## What to work on
From the entries below, count the lines with "ylabel". Write only the count.

## Stored records
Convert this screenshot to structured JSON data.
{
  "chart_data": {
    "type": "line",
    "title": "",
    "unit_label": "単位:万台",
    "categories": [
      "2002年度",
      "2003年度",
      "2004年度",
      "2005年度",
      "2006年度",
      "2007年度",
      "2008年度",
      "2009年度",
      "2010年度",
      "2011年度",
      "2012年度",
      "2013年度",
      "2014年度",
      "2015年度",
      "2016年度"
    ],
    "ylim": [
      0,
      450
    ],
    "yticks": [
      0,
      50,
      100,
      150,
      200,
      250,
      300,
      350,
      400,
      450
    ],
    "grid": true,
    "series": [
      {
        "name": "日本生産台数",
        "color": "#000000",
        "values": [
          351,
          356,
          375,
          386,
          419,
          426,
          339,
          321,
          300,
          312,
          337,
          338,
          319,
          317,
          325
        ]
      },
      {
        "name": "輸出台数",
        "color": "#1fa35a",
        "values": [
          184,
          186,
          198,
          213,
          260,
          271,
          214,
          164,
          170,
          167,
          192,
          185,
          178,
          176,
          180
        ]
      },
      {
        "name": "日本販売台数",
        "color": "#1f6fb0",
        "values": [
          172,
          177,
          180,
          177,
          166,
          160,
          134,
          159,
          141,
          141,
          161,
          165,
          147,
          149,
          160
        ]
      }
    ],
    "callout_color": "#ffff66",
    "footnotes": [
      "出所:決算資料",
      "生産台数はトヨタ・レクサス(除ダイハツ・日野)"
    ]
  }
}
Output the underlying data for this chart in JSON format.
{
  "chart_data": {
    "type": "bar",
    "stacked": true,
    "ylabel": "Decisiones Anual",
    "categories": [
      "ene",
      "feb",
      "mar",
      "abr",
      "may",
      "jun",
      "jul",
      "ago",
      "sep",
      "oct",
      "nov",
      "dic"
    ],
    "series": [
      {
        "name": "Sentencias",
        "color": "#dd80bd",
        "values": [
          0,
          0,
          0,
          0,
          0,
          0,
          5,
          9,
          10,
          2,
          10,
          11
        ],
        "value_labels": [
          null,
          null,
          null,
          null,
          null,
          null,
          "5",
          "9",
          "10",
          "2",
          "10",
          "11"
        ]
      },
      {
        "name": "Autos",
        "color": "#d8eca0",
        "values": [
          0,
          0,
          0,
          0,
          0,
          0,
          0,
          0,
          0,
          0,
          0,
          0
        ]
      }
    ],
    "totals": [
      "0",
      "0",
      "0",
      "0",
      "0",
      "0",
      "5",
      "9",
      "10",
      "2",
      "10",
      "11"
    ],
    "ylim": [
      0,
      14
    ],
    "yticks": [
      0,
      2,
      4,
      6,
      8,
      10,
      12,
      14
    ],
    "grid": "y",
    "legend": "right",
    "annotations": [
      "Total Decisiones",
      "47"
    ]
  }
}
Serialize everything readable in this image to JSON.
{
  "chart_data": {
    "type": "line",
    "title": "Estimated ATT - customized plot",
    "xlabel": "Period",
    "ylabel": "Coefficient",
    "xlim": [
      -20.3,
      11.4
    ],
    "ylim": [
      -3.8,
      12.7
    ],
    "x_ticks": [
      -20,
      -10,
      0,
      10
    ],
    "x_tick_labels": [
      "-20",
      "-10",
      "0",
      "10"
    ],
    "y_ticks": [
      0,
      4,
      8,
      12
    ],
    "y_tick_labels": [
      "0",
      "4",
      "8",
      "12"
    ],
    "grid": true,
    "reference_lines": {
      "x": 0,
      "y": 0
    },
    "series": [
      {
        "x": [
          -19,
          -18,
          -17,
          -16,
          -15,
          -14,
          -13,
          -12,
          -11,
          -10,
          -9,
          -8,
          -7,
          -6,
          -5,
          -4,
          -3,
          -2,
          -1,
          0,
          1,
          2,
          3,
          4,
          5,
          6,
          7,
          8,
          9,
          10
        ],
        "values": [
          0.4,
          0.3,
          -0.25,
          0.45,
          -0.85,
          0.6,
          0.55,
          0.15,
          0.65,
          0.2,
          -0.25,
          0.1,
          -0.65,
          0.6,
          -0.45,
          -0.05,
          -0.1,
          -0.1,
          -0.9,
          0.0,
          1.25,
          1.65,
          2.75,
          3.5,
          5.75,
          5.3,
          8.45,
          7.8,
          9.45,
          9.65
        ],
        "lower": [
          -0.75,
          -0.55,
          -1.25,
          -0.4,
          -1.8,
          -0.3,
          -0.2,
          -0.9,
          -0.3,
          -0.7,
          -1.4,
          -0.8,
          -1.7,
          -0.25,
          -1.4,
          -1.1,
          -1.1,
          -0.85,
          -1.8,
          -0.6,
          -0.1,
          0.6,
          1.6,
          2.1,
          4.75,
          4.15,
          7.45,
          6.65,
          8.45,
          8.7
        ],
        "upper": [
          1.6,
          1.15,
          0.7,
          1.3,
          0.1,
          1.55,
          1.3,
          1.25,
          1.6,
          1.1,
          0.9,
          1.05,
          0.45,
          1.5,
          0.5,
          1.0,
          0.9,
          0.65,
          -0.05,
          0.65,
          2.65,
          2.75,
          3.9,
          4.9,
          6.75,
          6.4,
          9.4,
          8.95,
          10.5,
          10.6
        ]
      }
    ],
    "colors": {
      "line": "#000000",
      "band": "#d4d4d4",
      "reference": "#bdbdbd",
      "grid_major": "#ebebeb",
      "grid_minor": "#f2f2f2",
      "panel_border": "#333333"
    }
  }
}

## Written reply
2